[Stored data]
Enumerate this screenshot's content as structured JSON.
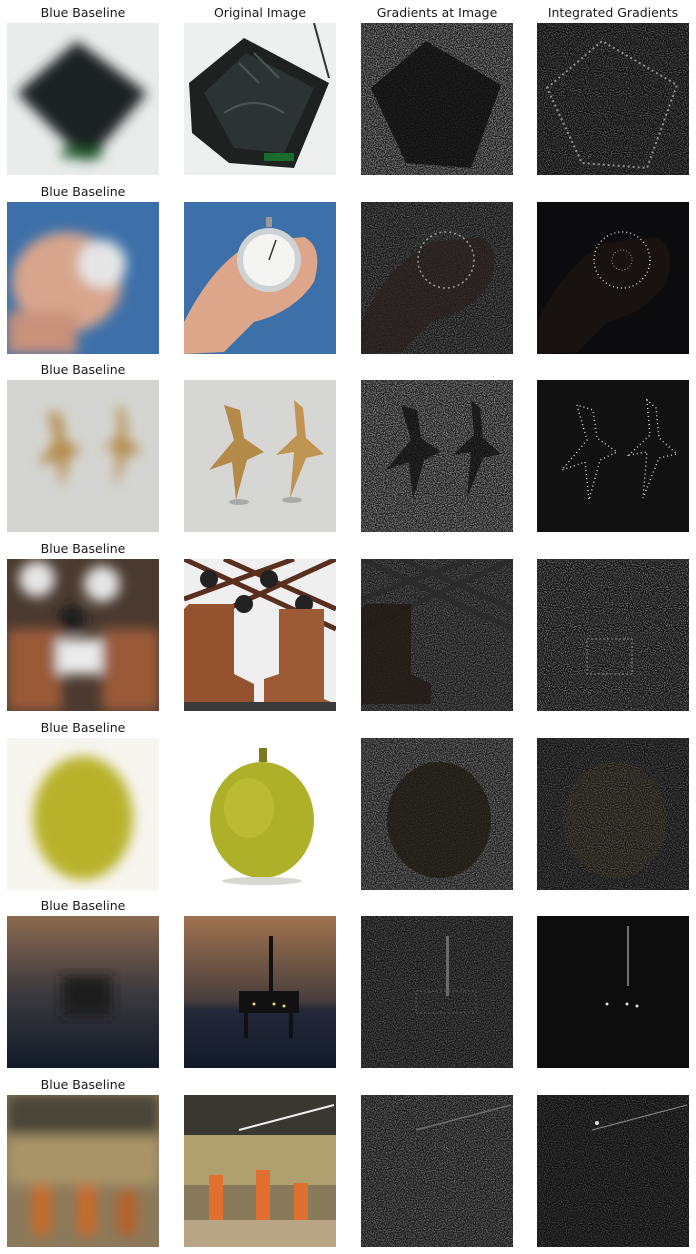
{
  "headers": {
    "baseline": "Blue Baseline",
    "original": "Original Image",
    "gradients": "Gradients at Image",
    "integrated": "Integrated Gradients"
  },
  "rows": [
    {
      "baseline_title": "Blue Baseline",
      "subject": "dark leather case on white"
    },
    {
      "baseline_title": "Blue Baseline",
      "subject": "hand holding stopwatch on blue"
    },
    {
      "baseline_title": "Blue Baseline",
      "subject": "two gold starfish"
    },
    {
      "baseline_title": "Blue Baseline",
      "subject": "brown leather boots before wine rack"
    },
    {
      "baseline_title": "Blue Baseline",
      "subject": "jackfruit on white"
    },
    {
      "baseline_title": "Blue Baseline",
      "subject": "oil platform at dusk"
    },
    {
      "baseline_title": "Blue Baseline",
      "subject": "volleyball match in arena"
    }
  ],
  "colors": {
    "text": "#1a1a1a",
    "attribution_bg": "#151515",
    "row_bg": [
      "#e9eceb",
      "#3d70a8",
      "#d4d5d2",
      "#6e4a33",
      "#f7f5ef",
      "#3a3734",
      "#8a7a5c"
    ]
  }
}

### TASK DETAILS
Identify and extract each line of the listing that contains "Gradients".

### EXERCISE ANSWER
    "gradients": "Gradients at Image",
    "integrated": "Integrated Gradients"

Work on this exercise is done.